» WHAT THE TASK REQUIRES
Extract the text of every entry below exactly; leave images out.

» DATASET ENTRIES
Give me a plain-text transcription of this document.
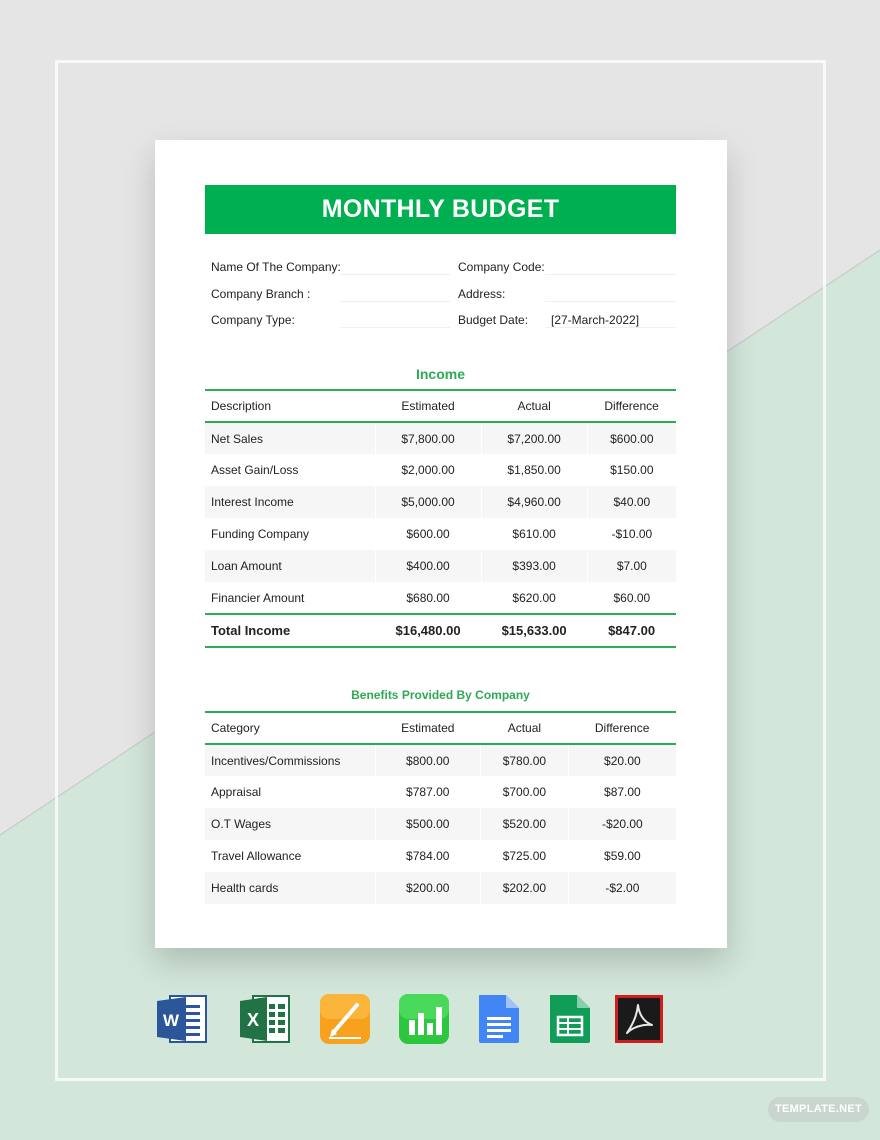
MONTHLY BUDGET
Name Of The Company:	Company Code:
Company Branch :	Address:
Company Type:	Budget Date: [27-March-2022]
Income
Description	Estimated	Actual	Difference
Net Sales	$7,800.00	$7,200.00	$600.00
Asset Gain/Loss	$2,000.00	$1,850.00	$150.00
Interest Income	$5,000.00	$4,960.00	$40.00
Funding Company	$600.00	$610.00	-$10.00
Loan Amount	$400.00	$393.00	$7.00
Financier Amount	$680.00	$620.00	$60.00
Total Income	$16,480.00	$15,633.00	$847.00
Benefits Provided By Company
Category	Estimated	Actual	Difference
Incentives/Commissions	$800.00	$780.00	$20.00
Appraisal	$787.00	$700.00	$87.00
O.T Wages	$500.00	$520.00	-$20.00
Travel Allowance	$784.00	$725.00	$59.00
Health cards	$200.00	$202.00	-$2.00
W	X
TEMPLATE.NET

» WORKED ANSWER
Give me a plain-text transcription of this document.
MONTHLY BUDGET
Name Of The Company:	Company Code:
Company Branch :	Address:
Company Type:	Budget Date: [27-March-2022]
Income
Description	Estimated	Actual	Difference
Net Sales	$7,800.00	$7,200.00	$600.00
Asset Gain/Loss	$2,000.00	$1,850.00	$150.00
Interest Income	$5,000.00	$4,960.00	$40.00
Funding Company	$600.00	$610.00	-$10.00
Loan Amount	$400.00	$393.00	$7.00
Financier Amount	$680.00	$620.00	$60.00
Total Income	$16,480.00	$15,633.00	$847.00
Benefits Provided By Company
Category	Estimated	Actual	Difference
Incentives/Commissions	$800.00	$780.00	$20.00
Appraisal	$787.00	$700.00	$87.00
O.T Wages	$500.00	$520.00	-$20.00
Travel Allowance	$784.00	$725.00	$59.00
Health cards	$200.00	$202.00	-$2.00
W	X
TEMPLATE.NET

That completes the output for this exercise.